=== Records for the exercise ===

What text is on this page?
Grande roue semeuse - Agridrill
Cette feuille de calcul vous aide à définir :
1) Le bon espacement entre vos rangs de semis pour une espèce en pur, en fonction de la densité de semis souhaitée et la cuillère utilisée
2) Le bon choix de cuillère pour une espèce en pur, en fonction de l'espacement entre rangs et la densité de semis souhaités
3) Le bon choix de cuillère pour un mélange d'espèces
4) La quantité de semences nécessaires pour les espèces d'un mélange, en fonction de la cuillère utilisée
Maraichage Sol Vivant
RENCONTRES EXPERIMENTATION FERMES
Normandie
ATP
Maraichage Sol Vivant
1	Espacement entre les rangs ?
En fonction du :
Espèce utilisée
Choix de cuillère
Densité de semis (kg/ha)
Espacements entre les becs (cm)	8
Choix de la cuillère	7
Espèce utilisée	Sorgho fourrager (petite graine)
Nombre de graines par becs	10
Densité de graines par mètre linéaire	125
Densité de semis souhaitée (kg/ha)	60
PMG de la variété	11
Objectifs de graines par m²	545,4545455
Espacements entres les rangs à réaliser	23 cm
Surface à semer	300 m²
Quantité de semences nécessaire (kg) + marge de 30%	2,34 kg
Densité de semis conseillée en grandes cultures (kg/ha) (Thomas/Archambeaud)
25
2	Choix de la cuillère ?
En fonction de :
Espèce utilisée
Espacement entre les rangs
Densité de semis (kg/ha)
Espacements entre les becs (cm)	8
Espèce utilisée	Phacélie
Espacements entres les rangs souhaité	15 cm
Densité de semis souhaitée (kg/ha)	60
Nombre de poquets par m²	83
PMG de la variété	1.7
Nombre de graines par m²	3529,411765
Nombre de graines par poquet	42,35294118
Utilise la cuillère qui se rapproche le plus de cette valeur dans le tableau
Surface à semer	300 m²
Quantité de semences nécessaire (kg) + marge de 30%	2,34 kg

===

▶ Instructions to follow
How many of the lines above hold "pour"? Answer with only the number.

▶ Response below
4